GIVEN EXERCISE>
Take the material and output all of it exactly.

LISTED RECORDS>

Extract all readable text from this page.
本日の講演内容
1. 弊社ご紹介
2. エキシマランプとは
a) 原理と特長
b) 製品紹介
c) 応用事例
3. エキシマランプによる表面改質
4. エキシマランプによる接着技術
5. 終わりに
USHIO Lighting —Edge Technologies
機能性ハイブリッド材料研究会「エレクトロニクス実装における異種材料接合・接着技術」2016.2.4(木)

RESPONSE>
Extract all readable text from this page.
本日の講演内容
1. 弊社ご紹介
2. エキシマランプとは
a) 原理と特長
b) 製品紹介
c) 応用事例
3. エキシマランプによる表面改質
4. エキシマランプによる接着技術
5. 終わりに
USHIO Lighting —Edge Technologies
機能性ハイブリッド材料研究会「エレクトロニクス実装における異種材料接合・接着技術」2016.2.4(木)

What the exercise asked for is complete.